**Exercise prompt**: Pictures should be excluded; otherwise, copy every entry exactly.

**Given information**:
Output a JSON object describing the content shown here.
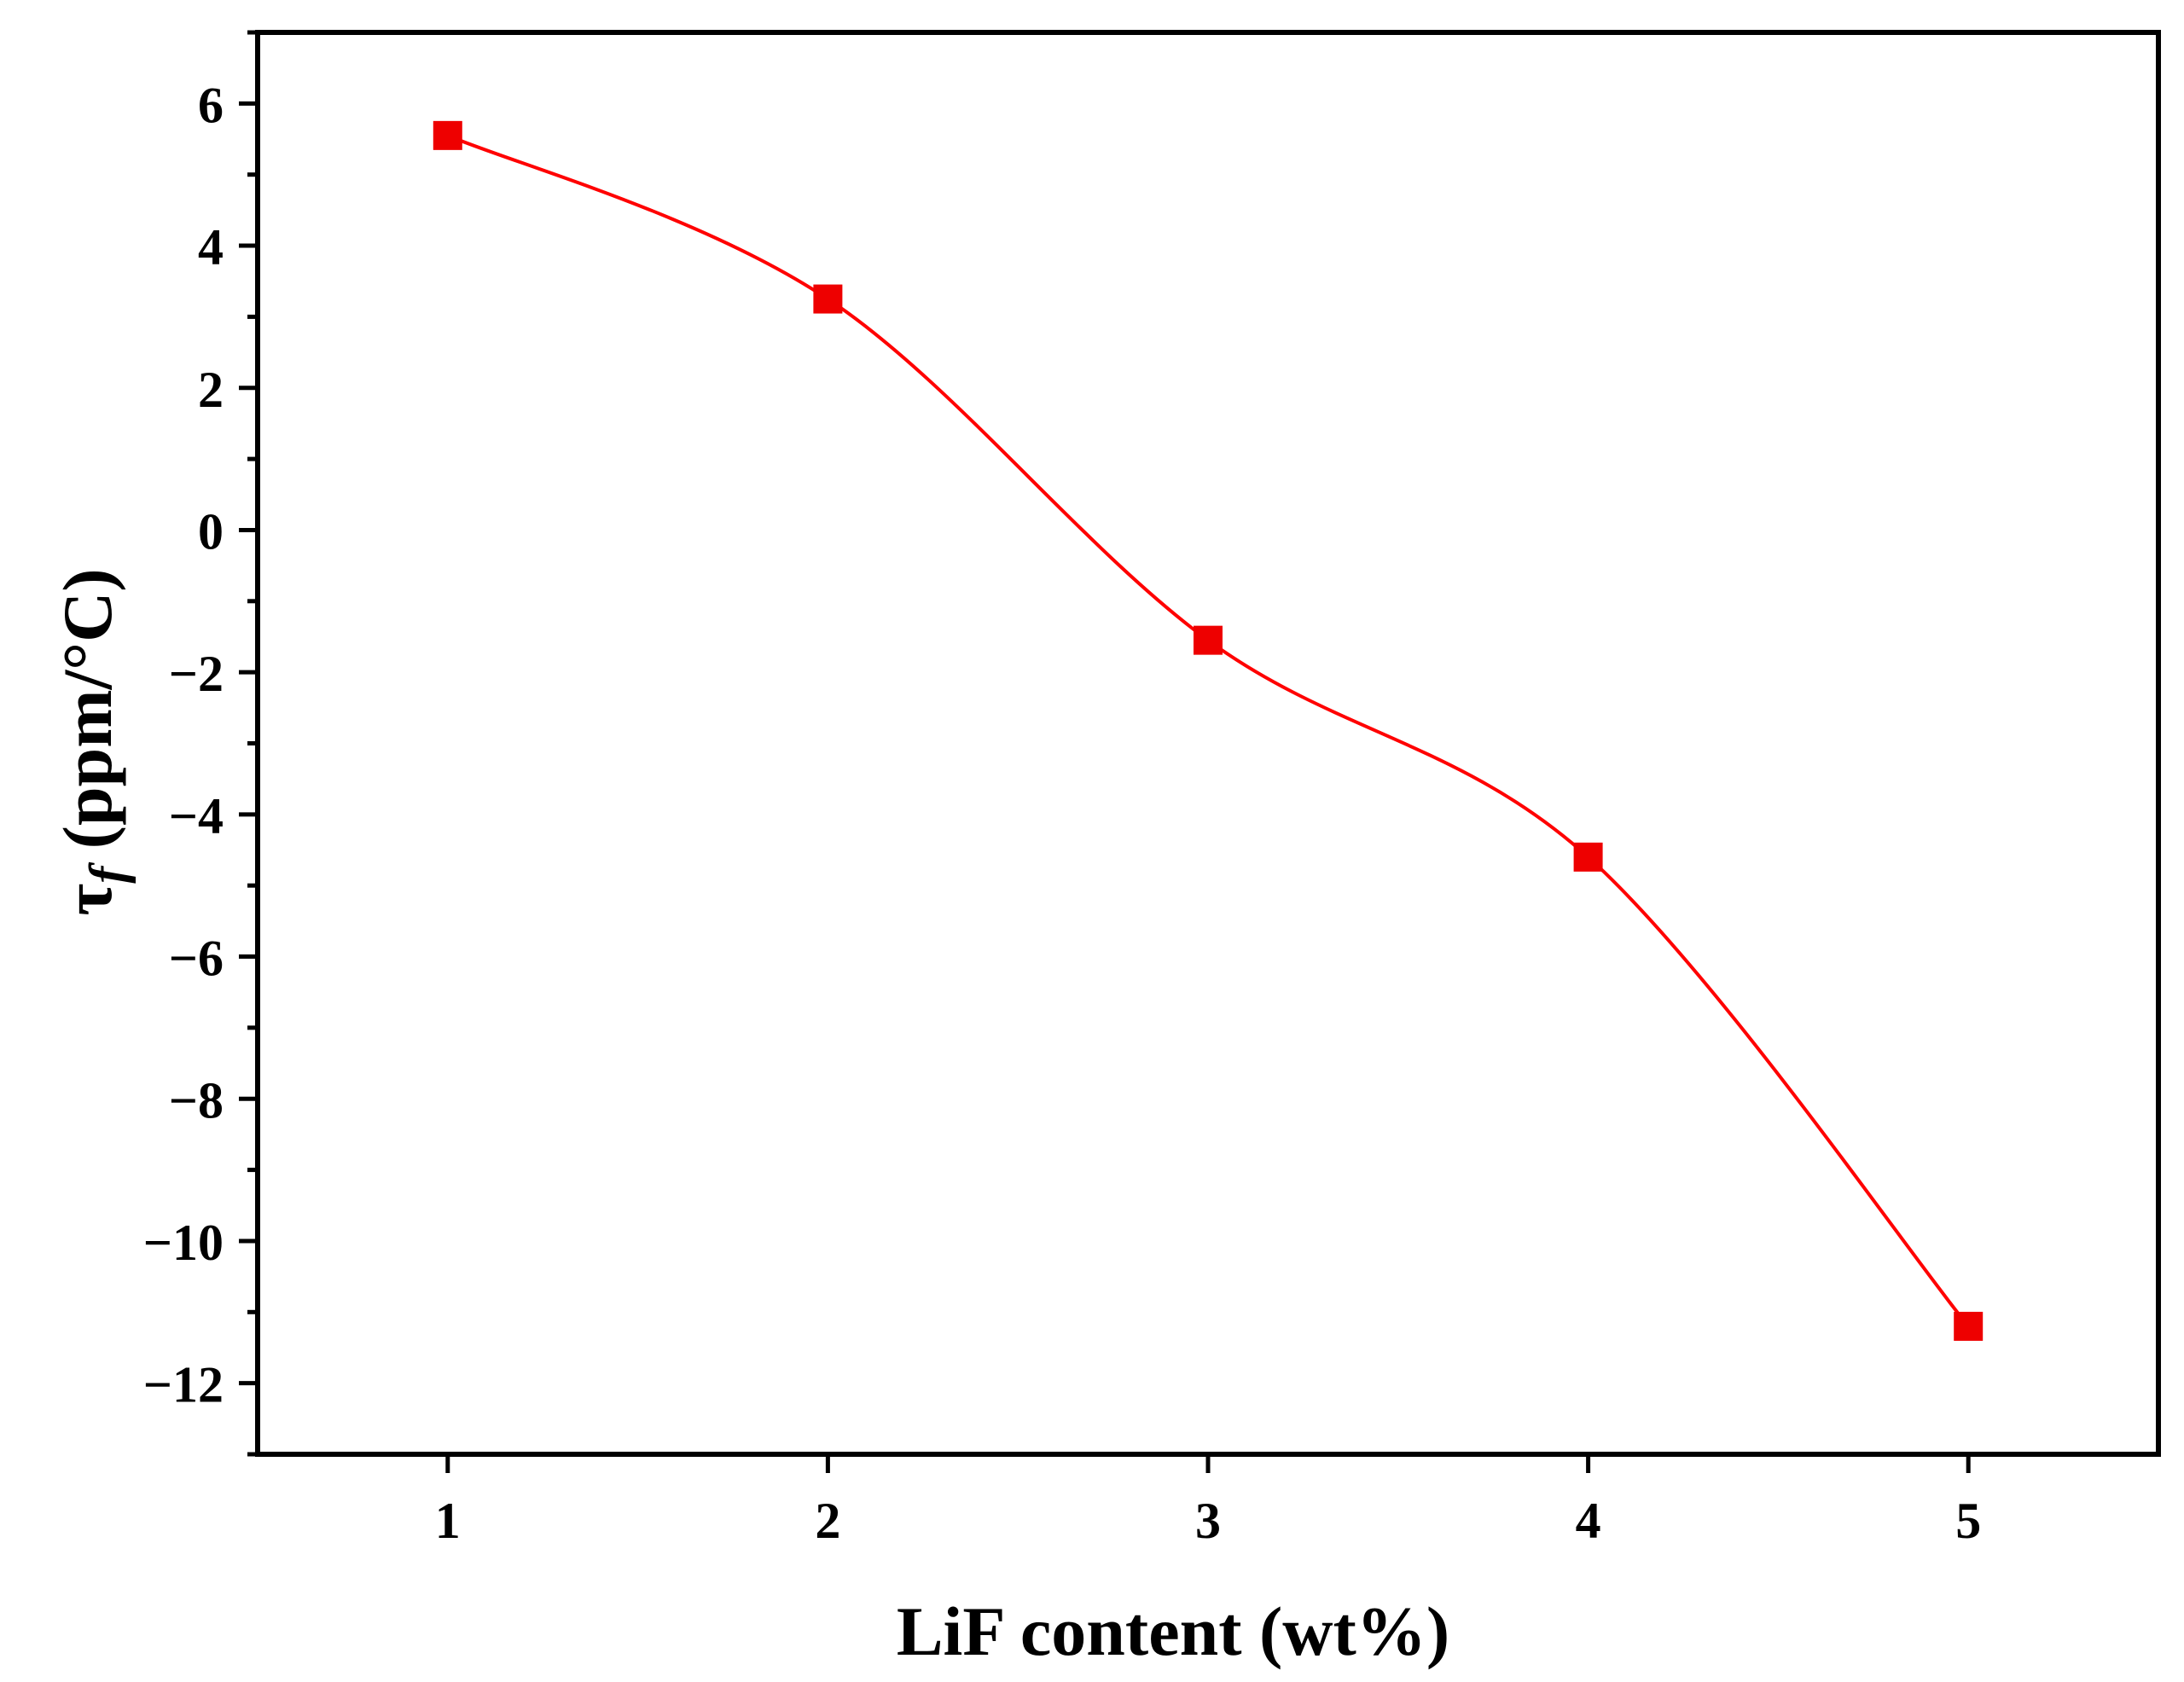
{
  "chart_data": {
    "type": "line",
    "xlabel": "LiF content (wt%)",
    "ylabel_symbol": "τ",
    "ylabel_subscript": "f",
    "ylabel_unit": " (ppm/°C)",
    "x": [
      1,
      2,
      3,
      4,
      5
    ],
    "series": [
      {
        "values": [
          5.55,
          3.25,
          -1.55,
          -4.6,
          -11.2
        ]
      }
    ],
    "xlim": [
      0.5,
      5.5
    ],
    "ylim": [
      -13,
      7
    ],
    "xticks": [
      1,
      2,
      3,
      4,
      5
    ],
    "xtick_labels": [
      "1",
      "2",
      "3",
      "4",
      "5"
    ],
    "yticks": [
      6,
      4,
      2,
      0,
      -2,
      -4,
      -6,
      -8,
      -10,
      -12
    ],
    "ytick_labels": [
      "6",
      "4",
      "2",
      "0",
      "−2",
      "−4",
      "−6",
      "−8",
      "−10",
      "−12"
    ],
    "grid": false,
    "marker": "square",
    "line_color": "#ff0000",
    "marker_color": "#ee0000",
    "axis_color": "#000000"
  }
}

**Answer to this problem**:
Output a JSON object describing the content shown here.
{
  "chart_data": {
    "type": "line",
    "xlabel": "LiF content (wt%)",
    "ylabel_symbol": "τ",
    "ylabel_subscript": "f",
    "ylabel_unit": " (ppm/°C)",
    "x": [
      1,
      2,
      3,
      4,
      5
    ],
    "series": [
      {
        "values": [
          5.55,
          3.25,
          -1.55,
          -4.6,
          -11.2
        ]
      }
    ],
    "xlim": [
      0.5,
      5.5
    ],
    "ylim": [
      -13,
      7
    ],
    "xticks": [
      1,
      2,
      3,
      4,
      5
    ],
    "xtick_labels": [
      "1",
      "2",
      "3",
      "4",
      "5"
    ],
    "yticks": [
      6,
      4,
      2,
      0,
      -2,
      -4,
      -6,
      -8,
      -10,
      -12
    ],
    "ytick_labels": [
      "6",
      "4",
      "2",
      "0",
      "−2",
      "−4",
      "−6",
      "−8",
      "−10",
      "−12"
    ],
    "grid": false,
    "marker": "square",
    "line_color": "#ff0000",
    "marker_color": "#ee0000",
    "axis_color": "#000000"
  }
}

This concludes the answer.